* Start *

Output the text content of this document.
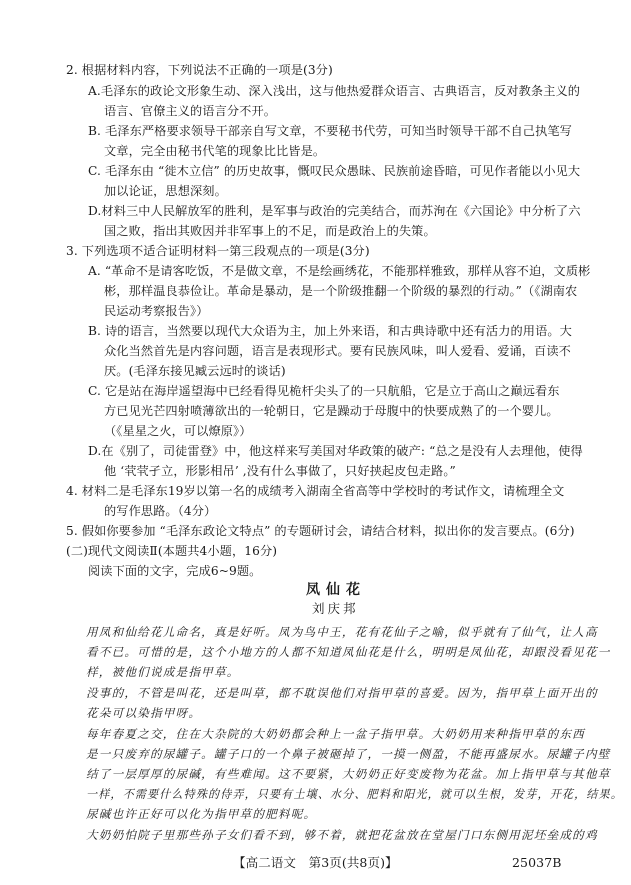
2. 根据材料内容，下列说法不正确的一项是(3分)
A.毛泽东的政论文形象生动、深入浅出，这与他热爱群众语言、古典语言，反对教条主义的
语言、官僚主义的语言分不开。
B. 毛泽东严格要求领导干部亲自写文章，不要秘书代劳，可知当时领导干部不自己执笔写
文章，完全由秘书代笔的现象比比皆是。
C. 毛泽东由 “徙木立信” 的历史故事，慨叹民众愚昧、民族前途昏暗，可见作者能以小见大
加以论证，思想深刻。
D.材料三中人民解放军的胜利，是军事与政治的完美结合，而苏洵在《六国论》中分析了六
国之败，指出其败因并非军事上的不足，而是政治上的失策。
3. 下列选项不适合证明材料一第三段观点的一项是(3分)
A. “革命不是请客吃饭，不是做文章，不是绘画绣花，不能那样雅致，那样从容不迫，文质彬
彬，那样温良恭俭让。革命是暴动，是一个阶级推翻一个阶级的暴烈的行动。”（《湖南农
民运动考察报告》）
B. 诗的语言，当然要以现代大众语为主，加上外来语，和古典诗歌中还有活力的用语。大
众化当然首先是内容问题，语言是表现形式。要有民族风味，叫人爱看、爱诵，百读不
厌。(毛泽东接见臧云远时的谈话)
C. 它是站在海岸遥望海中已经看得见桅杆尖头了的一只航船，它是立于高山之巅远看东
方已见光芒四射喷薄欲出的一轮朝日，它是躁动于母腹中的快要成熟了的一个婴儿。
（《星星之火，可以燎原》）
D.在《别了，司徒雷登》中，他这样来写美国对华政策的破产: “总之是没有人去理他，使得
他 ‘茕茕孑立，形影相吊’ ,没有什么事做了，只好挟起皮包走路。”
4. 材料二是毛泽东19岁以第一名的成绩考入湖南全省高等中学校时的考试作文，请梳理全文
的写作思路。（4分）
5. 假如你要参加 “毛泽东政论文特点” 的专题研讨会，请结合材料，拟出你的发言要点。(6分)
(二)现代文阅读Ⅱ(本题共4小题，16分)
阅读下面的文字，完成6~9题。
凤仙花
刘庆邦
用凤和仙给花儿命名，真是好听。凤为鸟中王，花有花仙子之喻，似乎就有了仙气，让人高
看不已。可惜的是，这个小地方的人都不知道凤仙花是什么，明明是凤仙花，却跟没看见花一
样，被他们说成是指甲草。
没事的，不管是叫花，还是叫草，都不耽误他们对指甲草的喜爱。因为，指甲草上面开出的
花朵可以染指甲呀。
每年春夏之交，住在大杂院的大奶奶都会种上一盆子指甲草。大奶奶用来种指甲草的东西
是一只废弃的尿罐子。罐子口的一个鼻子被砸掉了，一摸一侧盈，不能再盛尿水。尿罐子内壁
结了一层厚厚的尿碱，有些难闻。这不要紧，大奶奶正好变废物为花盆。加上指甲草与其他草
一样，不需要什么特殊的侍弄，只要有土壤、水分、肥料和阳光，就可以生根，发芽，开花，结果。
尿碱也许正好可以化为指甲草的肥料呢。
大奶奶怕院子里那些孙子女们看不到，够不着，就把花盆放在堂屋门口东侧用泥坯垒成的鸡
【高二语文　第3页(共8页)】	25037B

* End *
* Start *

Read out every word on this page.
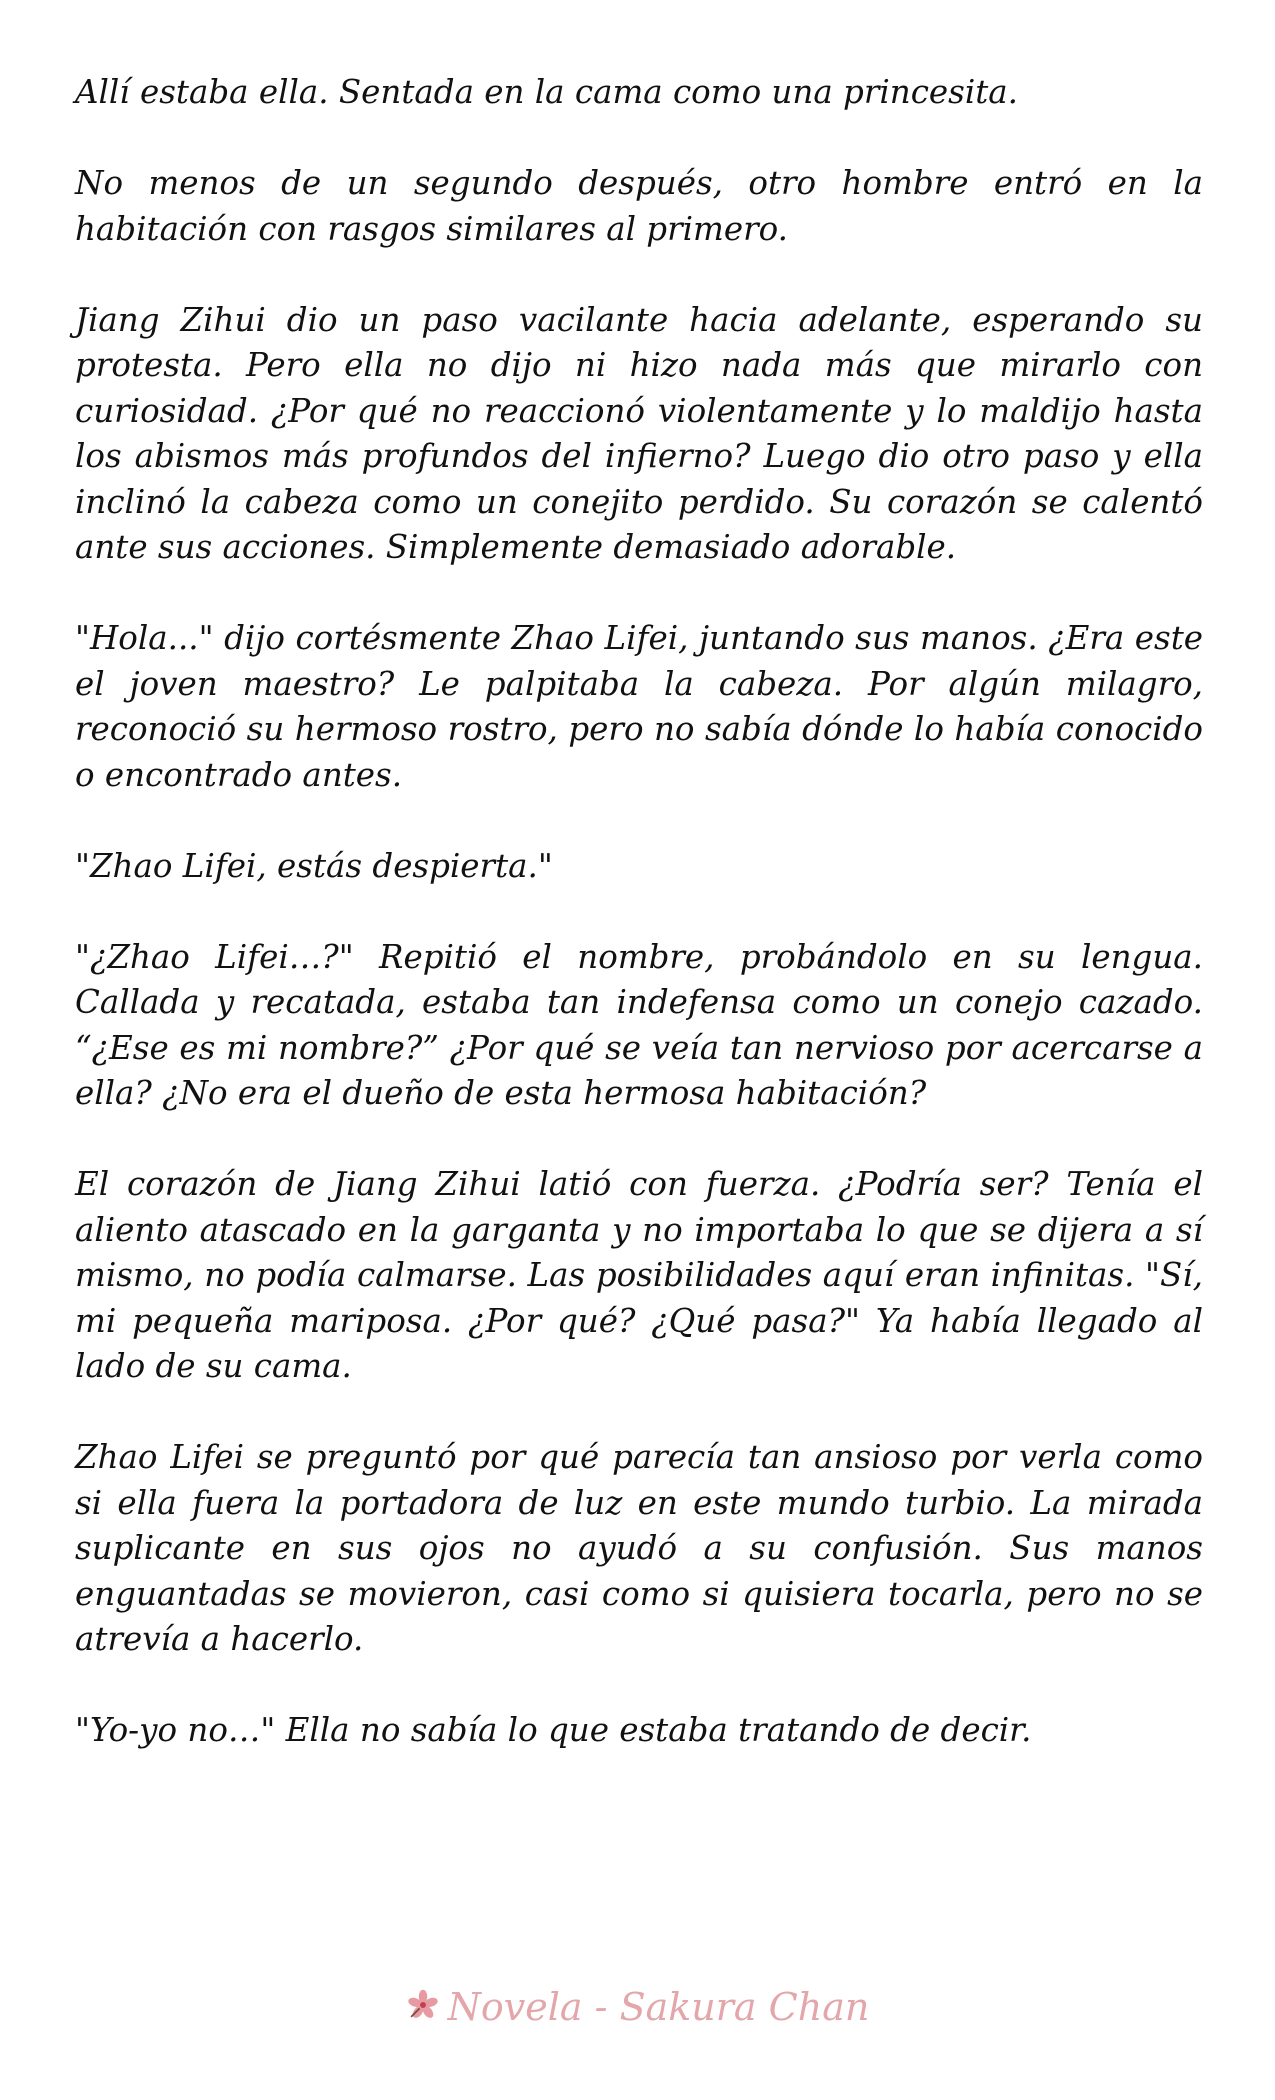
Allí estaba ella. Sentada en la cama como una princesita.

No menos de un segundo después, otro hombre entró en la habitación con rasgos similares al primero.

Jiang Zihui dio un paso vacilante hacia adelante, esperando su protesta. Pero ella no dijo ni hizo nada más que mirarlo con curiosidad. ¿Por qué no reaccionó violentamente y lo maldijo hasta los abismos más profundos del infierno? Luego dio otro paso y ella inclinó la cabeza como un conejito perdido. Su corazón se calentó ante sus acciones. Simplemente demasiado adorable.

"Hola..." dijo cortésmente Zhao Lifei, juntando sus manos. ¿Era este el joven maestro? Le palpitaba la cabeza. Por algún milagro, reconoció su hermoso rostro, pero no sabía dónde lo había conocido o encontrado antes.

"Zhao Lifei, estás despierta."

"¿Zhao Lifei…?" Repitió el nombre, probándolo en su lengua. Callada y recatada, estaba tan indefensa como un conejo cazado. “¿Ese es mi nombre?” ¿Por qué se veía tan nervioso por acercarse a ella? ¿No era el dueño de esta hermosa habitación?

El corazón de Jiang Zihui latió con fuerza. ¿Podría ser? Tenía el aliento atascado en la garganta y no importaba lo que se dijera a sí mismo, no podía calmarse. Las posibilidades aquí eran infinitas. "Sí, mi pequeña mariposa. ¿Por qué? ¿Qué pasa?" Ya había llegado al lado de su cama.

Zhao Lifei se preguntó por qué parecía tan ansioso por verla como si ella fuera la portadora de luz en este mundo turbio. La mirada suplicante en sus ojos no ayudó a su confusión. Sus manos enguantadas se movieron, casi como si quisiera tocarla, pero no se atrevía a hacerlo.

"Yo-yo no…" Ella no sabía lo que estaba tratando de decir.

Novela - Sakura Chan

* End *

• _WRITTEN PROBLEM_:
Look back over the material above and state how many lines hold the word "manos". Write the number and nothing else.

• _TASK OUTPUT_:
2